• Problem requirements: List each line of the data that holds the word "cuanto".

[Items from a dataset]
******
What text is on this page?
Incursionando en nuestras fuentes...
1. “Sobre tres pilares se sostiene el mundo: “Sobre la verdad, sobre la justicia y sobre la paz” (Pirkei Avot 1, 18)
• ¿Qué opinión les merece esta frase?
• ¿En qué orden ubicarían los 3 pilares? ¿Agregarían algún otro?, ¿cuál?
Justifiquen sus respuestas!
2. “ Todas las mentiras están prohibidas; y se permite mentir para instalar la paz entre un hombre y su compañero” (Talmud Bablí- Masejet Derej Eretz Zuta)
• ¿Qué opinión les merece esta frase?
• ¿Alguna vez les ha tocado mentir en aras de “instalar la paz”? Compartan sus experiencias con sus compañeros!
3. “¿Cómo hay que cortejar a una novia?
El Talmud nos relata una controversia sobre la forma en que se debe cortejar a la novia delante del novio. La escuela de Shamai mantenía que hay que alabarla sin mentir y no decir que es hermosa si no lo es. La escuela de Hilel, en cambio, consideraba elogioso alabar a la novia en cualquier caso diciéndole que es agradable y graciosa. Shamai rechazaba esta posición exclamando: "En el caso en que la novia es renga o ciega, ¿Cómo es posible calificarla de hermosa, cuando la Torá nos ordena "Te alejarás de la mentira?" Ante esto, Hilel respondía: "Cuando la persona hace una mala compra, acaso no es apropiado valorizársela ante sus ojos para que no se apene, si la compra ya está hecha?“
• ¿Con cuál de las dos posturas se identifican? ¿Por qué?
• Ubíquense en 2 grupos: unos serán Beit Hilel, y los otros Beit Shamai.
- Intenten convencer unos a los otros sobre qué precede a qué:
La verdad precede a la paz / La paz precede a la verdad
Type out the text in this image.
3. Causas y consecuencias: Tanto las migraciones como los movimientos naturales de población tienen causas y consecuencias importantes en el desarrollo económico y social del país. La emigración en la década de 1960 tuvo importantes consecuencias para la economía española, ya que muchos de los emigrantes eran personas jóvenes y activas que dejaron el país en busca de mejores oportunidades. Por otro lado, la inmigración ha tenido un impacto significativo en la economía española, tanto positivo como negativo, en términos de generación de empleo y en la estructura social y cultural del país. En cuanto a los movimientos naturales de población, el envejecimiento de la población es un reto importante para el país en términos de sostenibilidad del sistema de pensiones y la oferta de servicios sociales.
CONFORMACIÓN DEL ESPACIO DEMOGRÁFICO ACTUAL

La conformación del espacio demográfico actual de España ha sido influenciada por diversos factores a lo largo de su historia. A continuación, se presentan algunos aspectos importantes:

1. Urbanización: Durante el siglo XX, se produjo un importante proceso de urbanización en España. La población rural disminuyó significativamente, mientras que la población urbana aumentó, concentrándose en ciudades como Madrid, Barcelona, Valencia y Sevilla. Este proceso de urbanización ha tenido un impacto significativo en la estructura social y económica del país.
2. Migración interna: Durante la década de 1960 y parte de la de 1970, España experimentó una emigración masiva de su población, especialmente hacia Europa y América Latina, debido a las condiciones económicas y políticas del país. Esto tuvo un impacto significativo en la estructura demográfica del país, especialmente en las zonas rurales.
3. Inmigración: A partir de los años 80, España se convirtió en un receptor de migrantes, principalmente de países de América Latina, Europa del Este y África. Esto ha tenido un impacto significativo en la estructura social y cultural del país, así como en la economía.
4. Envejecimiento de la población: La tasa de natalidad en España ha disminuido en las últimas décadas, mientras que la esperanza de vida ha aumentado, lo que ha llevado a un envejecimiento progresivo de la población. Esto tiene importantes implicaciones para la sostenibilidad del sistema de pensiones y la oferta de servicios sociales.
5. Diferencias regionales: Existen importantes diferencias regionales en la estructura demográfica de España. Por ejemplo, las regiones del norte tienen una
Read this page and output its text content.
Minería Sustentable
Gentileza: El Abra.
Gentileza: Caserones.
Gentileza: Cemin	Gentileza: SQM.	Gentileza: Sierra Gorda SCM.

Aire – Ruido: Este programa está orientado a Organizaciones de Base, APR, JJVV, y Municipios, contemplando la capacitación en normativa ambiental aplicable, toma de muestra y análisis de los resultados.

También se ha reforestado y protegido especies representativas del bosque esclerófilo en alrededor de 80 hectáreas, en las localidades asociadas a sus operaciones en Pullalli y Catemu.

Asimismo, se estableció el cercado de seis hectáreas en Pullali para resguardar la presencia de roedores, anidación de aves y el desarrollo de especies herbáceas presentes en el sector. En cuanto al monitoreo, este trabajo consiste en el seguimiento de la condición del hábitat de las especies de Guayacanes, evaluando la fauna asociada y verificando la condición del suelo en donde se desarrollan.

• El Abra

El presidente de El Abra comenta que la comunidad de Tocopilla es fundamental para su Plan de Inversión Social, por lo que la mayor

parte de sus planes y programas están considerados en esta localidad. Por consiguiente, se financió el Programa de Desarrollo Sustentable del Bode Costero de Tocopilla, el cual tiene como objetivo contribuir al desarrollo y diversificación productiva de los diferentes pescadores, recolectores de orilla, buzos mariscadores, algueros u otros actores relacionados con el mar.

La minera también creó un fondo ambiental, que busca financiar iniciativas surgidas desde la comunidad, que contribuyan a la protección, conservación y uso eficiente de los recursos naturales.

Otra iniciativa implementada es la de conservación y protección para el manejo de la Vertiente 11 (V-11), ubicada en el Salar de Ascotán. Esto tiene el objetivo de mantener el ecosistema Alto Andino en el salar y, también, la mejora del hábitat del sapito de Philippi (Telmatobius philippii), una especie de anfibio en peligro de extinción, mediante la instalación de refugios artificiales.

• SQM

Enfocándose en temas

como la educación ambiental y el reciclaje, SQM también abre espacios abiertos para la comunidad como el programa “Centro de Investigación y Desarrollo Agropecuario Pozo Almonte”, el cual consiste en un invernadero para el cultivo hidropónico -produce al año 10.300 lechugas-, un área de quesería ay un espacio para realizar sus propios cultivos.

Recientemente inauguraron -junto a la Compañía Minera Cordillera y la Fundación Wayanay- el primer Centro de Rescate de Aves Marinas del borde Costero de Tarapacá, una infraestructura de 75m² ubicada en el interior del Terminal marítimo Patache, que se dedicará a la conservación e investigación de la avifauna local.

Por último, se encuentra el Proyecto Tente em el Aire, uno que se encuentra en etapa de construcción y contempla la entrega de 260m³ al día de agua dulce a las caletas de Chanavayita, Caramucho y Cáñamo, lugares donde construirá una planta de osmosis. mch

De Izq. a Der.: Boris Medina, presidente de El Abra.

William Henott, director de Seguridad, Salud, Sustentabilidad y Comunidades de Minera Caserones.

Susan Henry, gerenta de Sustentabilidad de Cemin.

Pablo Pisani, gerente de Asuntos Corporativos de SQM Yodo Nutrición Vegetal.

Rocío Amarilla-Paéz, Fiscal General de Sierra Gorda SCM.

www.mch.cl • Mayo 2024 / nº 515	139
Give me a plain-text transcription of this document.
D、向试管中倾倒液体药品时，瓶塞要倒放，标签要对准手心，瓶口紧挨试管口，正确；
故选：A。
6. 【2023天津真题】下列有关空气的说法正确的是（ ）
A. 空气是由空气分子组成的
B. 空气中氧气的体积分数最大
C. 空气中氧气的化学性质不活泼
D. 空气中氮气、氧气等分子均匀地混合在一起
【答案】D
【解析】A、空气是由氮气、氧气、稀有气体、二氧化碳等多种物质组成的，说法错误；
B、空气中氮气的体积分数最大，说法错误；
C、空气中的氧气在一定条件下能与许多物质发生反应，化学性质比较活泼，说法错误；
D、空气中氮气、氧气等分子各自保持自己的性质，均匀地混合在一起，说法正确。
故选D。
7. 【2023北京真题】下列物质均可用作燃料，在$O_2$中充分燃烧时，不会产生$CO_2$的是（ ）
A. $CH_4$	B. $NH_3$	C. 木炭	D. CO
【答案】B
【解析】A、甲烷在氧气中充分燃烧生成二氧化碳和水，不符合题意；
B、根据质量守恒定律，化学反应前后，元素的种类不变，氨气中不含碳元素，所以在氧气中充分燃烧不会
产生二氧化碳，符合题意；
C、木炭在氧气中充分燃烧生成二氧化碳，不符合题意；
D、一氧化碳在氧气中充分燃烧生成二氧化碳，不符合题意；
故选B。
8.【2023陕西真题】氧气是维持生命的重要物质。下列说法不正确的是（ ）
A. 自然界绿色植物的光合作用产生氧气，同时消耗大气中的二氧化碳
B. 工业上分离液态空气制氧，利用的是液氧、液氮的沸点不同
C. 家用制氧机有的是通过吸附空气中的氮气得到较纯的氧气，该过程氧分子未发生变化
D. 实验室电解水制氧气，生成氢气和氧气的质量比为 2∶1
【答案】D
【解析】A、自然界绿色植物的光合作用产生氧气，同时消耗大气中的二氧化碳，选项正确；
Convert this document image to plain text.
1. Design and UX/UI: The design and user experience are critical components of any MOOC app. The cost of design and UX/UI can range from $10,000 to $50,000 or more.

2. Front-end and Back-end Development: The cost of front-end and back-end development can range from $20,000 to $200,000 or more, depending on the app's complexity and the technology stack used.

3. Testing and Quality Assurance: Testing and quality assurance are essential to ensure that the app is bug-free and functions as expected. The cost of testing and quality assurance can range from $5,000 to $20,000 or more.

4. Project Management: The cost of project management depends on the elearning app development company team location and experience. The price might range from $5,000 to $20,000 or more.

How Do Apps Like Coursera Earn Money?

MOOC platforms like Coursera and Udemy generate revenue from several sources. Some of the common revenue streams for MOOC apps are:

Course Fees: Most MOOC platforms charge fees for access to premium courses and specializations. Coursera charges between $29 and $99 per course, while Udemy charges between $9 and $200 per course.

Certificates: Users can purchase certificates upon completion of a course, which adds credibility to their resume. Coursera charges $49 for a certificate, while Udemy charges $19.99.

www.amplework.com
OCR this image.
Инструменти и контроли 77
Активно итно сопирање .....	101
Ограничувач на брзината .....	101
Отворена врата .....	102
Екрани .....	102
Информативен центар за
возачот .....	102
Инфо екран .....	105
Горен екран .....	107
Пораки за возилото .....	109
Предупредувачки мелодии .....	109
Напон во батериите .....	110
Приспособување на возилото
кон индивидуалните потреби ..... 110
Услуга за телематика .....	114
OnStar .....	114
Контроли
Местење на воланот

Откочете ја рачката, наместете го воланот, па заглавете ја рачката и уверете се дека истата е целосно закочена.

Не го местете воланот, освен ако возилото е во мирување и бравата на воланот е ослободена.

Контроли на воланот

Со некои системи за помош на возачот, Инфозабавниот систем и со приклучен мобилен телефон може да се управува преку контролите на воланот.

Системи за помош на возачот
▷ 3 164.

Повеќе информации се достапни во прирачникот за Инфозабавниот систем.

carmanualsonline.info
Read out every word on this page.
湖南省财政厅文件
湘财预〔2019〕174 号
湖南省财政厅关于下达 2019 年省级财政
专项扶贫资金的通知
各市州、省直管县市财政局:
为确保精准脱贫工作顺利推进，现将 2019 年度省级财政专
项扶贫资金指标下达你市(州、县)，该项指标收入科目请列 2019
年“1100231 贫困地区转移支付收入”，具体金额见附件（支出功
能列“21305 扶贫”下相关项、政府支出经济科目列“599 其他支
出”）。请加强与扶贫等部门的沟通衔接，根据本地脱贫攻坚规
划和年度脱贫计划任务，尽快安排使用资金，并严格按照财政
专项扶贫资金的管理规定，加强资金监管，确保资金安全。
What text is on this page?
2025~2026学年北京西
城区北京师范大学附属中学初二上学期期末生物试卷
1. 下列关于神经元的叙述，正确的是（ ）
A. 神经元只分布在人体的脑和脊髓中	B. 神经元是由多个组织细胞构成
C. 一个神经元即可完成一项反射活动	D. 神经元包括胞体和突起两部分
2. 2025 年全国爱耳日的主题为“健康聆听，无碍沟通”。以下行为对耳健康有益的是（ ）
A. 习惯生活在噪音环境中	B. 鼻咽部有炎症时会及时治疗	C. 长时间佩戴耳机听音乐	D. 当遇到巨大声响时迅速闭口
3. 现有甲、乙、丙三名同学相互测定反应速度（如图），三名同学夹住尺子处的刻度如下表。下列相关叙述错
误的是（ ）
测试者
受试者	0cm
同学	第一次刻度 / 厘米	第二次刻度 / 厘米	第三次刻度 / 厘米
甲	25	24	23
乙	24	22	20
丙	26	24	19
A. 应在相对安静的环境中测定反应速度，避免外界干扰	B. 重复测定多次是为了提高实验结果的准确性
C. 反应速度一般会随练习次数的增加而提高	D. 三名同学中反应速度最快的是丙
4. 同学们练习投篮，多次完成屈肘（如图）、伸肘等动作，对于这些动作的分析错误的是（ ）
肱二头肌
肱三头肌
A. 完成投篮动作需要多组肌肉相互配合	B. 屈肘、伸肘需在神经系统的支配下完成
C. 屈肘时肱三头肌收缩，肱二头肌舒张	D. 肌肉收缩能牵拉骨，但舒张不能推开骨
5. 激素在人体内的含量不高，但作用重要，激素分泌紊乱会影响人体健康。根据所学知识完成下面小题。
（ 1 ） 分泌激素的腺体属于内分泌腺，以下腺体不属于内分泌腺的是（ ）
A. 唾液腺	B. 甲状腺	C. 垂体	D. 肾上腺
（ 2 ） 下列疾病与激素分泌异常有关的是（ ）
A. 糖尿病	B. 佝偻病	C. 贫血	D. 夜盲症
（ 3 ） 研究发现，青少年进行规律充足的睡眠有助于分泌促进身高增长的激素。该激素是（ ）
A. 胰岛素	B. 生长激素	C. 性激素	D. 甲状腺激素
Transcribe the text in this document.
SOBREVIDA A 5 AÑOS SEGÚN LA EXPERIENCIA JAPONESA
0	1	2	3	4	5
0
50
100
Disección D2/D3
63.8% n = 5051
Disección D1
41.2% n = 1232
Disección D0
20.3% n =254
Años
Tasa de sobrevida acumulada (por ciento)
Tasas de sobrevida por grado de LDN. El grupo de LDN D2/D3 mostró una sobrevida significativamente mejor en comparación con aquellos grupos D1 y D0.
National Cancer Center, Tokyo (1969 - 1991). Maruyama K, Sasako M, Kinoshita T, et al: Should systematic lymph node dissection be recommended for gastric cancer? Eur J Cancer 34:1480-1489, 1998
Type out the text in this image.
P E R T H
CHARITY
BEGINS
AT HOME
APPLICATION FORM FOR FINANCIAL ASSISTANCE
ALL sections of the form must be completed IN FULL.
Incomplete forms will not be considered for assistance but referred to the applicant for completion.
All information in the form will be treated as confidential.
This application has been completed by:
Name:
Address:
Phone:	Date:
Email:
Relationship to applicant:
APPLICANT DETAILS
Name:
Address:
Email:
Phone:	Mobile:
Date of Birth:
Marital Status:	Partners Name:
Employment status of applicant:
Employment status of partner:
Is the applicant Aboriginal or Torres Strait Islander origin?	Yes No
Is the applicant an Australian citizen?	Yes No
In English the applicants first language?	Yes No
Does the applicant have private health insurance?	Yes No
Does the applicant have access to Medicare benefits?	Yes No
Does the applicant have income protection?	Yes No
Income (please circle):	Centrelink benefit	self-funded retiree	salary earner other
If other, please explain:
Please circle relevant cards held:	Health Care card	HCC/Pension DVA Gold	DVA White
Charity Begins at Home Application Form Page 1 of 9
******
• Right answer:
3. Causas y consecuencias: Tanto las migraciones como los movimientos naturales de población tienen causas y consecuencias importantes en el desarrollo económico y social del país. La emigración en la década de 1960 tuvo importantes consecuencias para la economía española, ya que muchos de los emigrantes eran personas jóvenes y activas que dejaron el país en busca de mejores oportunidades. Por otro lado, la inmigración ha tenido un impacto significativo en la economía española, tanto positivo como negativo, en términos de generación de empleo y en la estructura social y cultural del país. En cuanto a los movimientos naturales de población, el envejecimiento de la población es un reto importante para el país en términos de sostenibilidad del sistema de pensiones y la oferta de servicios sociales.
Asimismo, se estableció el cercado de seis hectáreas en Pullali para resguardar la presencia de roedores, anidación de aves y el desarrollo de especies herbáceas presentes en el sector. En cuanto al monitoreo, este trabajo consiste en el seguimiento de la condición del hábitat de las especies de Guayacanes, evaluando la fauna asociada y verificando la condición del suelo en donde se desarrollan.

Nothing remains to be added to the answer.